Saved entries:
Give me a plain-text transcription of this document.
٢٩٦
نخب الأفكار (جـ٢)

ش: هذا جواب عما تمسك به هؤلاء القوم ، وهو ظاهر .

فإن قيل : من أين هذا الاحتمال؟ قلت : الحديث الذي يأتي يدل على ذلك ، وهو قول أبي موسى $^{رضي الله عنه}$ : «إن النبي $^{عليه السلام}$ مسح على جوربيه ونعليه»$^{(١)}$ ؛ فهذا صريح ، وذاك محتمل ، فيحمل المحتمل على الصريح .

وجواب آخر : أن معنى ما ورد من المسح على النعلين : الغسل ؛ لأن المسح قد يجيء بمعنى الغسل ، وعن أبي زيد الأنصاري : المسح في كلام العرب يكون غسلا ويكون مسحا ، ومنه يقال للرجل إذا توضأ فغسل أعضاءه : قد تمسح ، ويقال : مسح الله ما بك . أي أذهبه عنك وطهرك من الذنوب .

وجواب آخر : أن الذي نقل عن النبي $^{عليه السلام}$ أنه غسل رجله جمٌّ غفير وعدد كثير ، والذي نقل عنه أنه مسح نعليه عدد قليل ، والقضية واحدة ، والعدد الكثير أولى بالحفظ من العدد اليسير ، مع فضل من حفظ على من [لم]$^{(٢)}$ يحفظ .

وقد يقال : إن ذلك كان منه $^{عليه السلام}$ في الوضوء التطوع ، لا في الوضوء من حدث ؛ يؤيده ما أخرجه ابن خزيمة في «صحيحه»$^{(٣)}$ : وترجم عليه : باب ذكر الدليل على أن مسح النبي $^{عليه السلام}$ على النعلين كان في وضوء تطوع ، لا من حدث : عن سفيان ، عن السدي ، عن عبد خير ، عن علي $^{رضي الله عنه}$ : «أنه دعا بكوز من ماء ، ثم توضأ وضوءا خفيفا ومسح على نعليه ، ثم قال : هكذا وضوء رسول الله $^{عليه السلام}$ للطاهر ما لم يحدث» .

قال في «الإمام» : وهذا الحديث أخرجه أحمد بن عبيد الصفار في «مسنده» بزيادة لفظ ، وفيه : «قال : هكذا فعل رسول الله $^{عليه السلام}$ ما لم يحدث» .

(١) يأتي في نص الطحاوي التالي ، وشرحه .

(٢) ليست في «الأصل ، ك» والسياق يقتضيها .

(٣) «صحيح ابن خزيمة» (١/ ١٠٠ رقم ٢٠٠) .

* * *

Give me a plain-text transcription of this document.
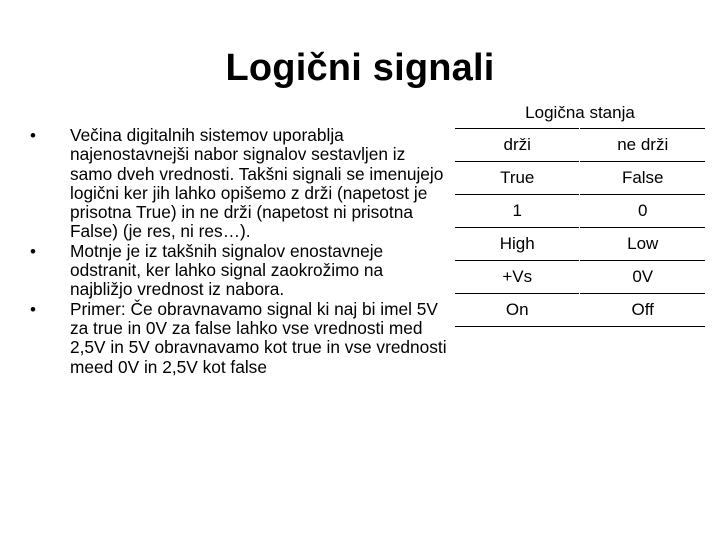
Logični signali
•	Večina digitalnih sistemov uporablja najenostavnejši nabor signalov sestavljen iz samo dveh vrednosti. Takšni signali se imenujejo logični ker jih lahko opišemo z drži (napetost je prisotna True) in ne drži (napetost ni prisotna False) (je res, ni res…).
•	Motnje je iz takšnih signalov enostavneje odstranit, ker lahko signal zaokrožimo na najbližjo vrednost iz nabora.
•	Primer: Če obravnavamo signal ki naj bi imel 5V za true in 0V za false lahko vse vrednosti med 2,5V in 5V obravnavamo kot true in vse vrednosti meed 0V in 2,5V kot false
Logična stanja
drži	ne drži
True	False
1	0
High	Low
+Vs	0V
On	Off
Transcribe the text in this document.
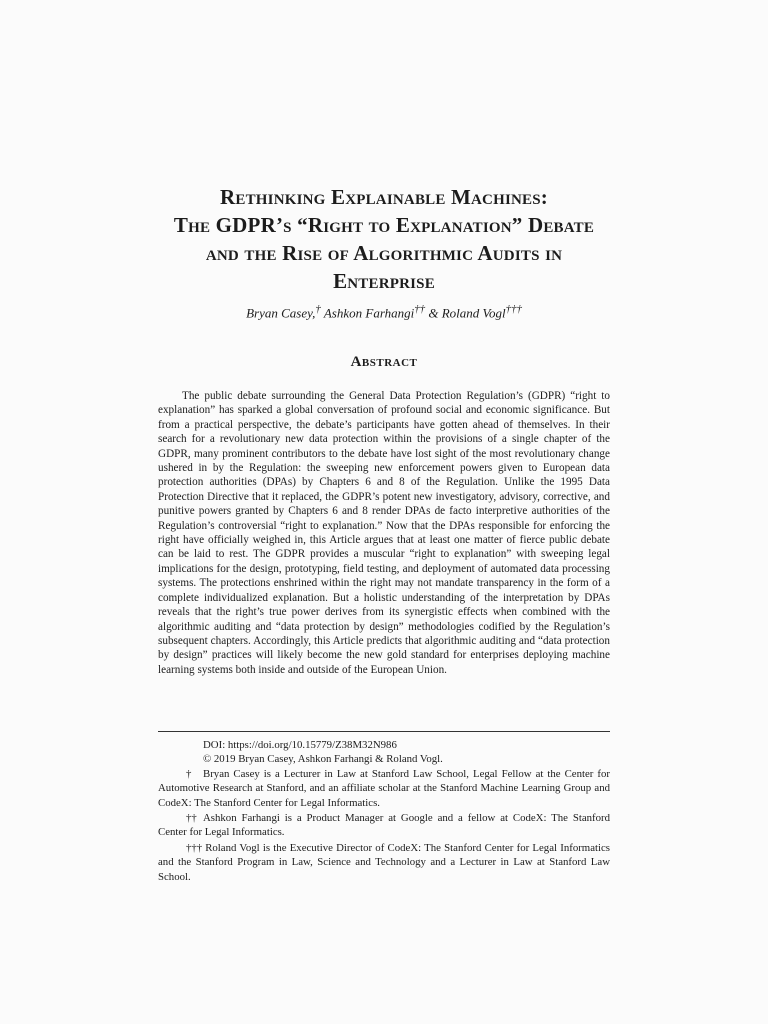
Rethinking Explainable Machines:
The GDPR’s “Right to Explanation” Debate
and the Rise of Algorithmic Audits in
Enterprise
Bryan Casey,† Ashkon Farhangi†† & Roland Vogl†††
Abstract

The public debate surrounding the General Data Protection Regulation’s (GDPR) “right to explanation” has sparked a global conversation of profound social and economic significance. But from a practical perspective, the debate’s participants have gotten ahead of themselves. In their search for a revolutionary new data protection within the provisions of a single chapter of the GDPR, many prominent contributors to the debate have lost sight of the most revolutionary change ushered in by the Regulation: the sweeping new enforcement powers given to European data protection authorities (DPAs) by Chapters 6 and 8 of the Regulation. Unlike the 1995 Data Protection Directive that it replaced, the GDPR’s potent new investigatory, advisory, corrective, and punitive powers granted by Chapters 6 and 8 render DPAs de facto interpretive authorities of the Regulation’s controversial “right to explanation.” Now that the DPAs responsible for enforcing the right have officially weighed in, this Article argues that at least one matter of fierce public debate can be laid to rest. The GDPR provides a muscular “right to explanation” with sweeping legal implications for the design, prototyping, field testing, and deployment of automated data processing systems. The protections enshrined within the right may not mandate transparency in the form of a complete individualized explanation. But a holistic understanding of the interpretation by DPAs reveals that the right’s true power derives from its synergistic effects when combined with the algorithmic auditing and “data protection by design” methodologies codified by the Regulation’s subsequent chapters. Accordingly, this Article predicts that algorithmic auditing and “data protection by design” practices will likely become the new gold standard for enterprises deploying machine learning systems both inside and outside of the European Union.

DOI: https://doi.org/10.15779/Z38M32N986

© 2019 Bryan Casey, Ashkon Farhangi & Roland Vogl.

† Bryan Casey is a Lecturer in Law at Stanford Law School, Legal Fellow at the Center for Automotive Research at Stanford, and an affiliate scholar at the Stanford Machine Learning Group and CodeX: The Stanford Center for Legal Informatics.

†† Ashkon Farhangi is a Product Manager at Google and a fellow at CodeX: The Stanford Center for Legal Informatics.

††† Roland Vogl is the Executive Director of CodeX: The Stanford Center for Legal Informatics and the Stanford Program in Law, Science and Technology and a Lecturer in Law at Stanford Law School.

§ WHAT IS BEING ASKED: Among the lines of the data above, determine how many contain the word "Roland". Report the number alone.

§ WRITTEN RESPONSE: 3